Output the lines that follow exactly as they are.

====== DATA SHOWN

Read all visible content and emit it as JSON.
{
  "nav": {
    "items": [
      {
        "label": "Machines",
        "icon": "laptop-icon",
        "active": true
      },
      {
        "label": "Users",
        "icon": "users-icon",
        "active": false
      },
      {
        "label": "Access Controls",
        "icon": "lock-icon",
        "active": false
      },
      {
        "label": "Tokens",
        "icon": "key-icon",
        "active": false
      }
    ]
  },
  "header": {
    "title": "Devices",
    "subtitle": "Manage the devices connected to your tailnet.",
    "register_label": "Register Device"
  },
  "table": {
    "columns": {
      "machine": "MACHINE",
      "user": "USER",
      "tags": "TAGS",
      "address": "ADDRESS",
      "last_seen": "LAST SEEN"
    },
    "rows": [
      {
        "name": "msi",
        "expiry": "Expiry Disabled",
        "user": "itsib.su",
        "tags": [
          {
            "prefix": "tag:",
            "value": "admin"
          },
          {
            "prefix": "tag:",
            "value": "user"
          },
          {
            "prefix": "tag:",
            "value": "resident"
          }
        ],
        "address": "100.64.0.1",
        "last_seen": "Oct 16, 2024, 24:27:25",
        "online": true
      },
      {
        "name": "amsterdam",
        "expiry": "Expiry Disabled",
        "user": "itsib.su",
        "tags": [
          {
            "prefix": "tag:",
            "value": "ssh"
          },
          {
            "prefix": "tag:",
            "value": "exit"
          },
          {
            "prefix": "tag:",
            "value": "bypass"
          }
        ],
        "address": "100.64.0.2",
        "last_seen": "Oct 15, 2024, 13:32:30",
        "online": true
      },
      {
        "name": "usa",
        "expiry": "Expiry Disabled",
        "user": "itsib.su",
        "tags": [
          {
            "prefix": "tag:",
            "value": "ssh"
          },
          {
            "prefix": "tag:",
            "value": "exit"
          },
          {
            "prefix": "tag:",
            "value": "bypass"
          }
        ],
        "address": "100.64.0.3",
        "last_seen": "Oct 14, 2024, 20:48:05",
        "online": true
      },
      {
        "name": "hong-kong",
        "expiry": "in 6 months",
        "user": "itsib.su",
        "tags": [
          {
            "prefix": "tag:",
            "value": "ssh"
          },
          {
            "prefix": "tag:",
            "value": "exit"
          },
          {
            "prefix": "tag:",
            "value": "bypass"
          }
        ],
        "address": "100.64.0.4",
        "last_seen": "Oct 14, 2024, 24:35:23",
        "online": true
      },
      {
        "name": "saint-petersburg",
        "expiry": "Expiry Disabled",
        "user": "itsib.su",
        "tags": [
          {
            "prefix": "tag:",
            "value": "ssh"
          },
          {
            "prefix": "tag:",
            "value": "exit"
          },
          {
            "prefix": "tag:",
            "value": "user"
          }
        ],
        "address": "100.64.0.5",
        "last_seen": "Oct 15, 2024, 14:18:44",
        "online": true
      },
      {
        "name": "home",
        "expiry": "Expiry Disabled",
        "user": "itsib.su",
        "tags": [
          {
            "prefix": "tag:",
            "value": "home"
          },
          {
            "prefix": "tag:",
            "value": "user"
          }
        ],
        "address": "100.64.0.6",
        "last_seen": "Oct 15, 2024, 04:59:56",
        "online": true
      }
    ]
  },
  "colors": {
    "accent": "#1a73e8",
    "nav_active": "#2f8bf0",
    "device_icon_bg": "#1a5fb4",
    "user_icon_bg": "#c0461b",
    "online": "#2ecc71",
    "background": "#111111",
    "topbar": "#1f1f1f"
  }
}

============

- _RIGHT ANSWER_
Read all visible content and emit it as JSON.
{
  "nav": {
    "items": [
      {
        "label": "Machines",
        "icon": "laptop-icon",
        "active": true
      },
      {
        "label": "Users",
        "icon": "users-icon",
        "active": false
      },
      {
        "label": "Access Controls",
        "icon": "lock-icon",
        "active": false
      },
      {
        "label": "Tokens",
        "icon": "key-icon",
        "active": false
      }
    ]
  },
  "header": {
    "title": "Devices",
    "subtitle": "Manage the devices connected to your tailnet.",
    "register_label": "Register Device"
  },
  "table": {
    "columns": {
      "machine": "MACHINE",
      "user": "USER",
      "tags": "TAGS",
      "address": "ADDRESS",
      "last_seen": "LAST SEEN"
    },
    "rows": [
      {
        "name": "msi",
        "expiry": "Expiry Disabled",
        "user": "itsib.su",
        "tags": [
          {
            "prefix": "tag:",
            "value": "admin"
          },
          {
            "prefix": "tag:",
            "value": "user"
          },
          {
            "prefix": "tag:",
            "value": "resident"
          }
        ],
        "address": "100.64.0.1",
        "last_seen": "Oct 16, 2024, 24:27:25",
        "online": true
      },
      {
        "name": "amsterdam",
        "expiry": "Expiry Disabled",
        "user": "itsib.su",
        "tags": [
          {
            "prefix": "tag:",
            "value": "ssh"
          },
          {
            "prefix": "tag:",
            "value": "exit"
          },
          {
            "prefix": "tag:",
            "value": "bypass"
          }
        ],
        "address": "100.64.0.2",
        "last_seen": "Oct 15, 2024, 13:32:30",
        "online": true
      },
      {
        "name": "usa",
        "expiry": "Expiry Disabled",
        "user": "itsib.su",
        "tags": [
          {
            "prefix": "tag:",
            "value": "ssh"
          },
          {
            "prefix": "tag:",
            "value": "exit"
          },
          {
            "prefix": "tag:",
            "value": "bypass"
          }
        ],
        "address": "100.64.0.3",
        "last_seen": "Oct 14, 2024, 20:48:05",
        "online": true
      },
      {
        "name": "hong-kong",
        "expiry": "in 6 months",
        "user": "itsib.su",
        "tags": [
          {
            "prefix": "tag:",
            "value": "ssh"
          },
          {
            "prefix": "tag:",
            "value": "exit"
          },
          {
            "prefix": "tag:",
            "value": "bypass"
          }
        ],
        "address": "100.64.0.4",
        "last_seen": "Oct 14, 2024, 24:35:23",
        "online": true
      },
      {
        "name": "saint-petersburg",
        "expiry": "Expiry Disabled",
        "user": "itsib.su",
        "tags": [
          {
            "prefix": "tag:",
            "value": "ssh"
          },
          {
            "prefix": "tag:",
            "value": "exit"
          },
          {
            "prefix": "tag:",
            "value": "user"
          }
        ],
        "address": "100.64.0.5",
        "last_seen": "Oct 15, 2024, 14:18:44",
        "online": true
      },
      {
        "name": "home",
        "expiry": "Expiry Disabled",
        "user": "itsib.su",
        "tags": [
          {
            "prefix": "tag:",
            "value": "home"
          },
          {
            "prefix": "tag:",
            "value": "user"
          }
        ],
        "address": "100.64.0.6",
        "last_seen": "Oct 15, 2024, 04:59:56",
        "online": true
      }
    ]
  },
  "colors": {
    "accent": "#1a73e8",
    "nav_active": "#2f8bf0",
    "device_icon_bg": "#1a5fb4",
    "user_icon_bg": "#c0461b",
    "online": "#2ecc71",
    "background": "#111111",
    "topbar": "#1f1f1f"
  }
}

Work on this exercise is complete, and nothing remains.